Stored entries
+++

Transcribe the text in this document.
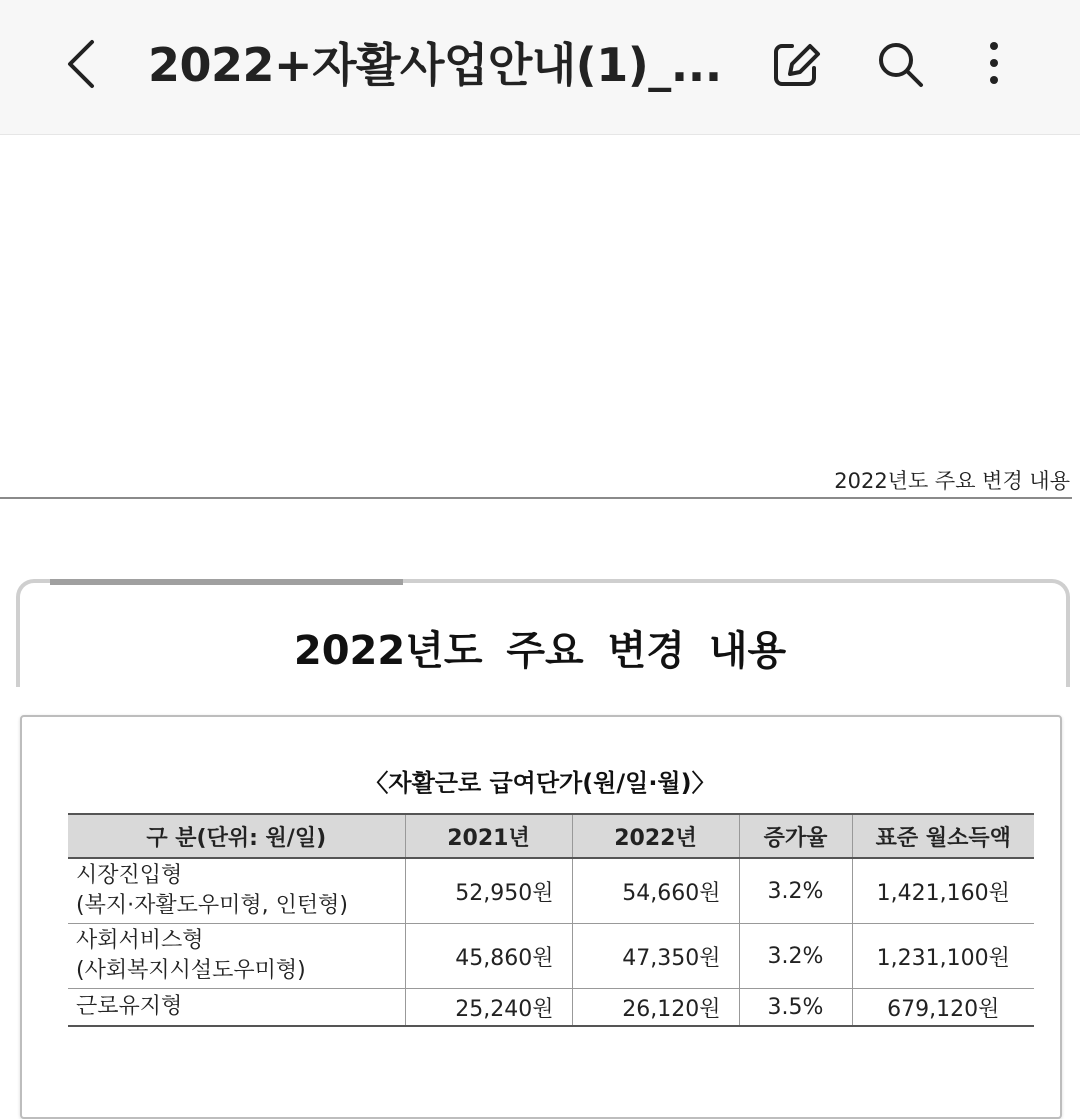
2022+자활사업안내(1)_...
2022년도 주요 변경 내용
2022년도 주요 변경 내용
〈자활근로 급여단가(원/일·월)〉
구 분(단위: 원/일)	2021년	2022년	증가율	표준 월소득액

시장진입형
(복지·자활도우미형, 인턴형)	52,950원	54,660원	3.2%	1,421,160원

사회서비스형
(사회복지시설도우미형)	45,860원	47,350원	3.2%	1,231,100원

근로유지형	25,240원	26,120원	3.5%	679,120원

+++

PROBLEM REQUIREMENTS: Leave out the pictures and restate everything else word for word.

SOLUTION TO THE PROBLEM:
Transcribe the text in this document.
2022+자활사업안내(1)_...
2022년도 주요 변경 내용
2022년도 주요 변경 내용
〈자활근로 급여단가(원/일·월)〉
구 분(단위: 원/일)	2021년	2022년	증가율	표준 월소득액

시장진입형
(복지·자활도우미형, 인턴형)	52,950원	54,660원	3.2%	1,421,160원

사회서비스형
(사회복지시설도우미형)	45,860원	47,350원	3.2%	1,231,100원

근로유지형	25,240원	26,120원	3.5%	679,120원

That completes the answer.